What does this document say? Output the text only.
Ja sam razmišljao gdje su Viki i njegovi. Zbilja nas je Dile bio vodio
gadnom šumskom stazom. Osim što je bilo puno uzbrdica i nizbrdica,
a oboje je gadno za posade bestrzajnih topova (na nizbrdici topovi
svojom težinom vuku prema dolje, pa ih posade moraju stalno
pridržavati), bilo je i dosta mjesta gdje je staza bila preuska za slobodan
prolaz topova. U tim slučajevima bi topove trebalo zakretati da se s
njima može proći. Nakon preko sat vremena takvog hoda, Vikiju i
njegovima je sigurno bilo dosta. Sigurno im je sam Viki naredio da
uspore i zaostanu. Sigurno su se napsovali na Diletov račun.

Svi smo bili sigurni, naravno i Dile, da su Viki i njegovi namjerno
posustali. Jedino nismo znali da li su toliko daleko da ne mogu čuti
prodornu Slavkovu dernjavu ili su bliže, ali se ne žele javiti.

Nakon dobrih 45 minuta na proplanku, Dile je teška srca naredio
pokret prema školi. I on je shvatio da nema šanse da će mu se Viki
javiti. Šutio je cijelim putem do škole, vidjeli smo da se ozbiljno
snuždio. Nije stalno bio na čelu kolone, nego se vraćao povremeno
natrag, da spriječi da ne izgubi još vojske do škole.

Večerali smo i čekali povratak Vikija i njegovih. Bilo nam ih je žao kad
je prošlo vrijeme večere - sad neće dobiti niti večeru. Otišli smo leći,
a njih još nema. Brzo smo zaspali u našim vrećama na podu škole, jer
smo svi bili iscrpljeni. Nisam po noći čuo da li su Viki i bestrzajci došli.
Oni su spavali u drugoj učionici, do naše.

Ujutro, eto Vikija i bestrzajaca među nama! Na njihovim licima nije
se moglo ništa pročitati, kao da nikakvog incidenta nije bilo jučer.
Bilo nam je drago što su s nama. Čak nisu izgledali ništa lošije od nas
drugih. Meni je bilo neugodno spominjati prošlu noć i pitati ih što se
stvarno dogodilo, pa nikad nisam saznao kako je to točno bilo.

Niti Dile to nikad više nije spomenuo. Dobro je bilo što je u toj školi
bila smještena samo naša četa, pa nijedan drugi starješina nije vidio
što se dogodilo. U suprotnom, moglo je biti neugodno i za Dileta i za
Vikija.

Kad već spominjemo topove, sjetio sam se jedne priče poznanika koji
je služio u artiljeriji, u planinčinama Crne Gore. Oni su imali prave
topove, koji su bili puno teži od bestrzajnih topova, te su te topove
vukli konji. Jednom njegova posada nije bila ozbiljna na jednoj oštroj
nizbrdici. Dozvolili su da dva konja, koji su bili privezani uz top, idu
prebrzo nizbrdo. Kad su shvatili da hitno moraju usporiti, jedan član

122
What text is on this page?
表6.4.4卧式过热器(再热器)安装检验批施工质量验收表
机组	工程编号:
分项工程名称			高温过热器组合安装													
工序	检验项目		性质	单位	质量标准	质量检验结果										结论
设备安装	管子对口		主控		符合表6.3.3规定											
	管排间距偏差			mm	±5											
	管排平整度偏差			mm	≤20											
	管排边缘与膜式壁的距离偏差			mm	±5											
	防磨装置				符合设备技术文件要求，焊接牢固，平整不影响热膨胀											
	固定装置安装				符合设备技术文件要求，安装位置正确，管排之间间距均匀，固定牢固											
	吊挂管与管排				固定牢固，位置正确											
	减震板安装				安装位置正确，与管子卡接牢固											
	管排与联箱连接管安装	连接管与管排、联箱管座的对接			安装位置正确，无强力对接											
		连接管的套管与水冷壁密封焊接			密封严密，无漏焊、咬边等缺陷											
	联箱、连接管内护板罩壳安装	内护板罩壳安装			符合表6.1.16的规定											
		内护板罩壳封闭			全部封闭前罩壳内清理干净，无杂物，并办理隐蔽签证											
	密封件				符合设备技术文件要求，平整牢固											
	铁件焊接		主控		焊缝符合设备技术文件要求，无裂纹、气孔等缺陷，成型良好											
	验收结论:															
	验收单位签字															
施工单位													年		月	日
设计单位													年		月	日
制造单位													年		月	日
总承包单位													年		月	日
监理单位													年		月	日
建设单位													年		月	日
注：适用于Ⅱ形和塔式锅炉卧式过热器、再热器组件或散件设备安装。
____________________
-- Exercise aim --
From the data above, pick out each line containing "text" and copy it.

-- Output of the exercise --
What does this document say? Output the text only.
What text is on this page?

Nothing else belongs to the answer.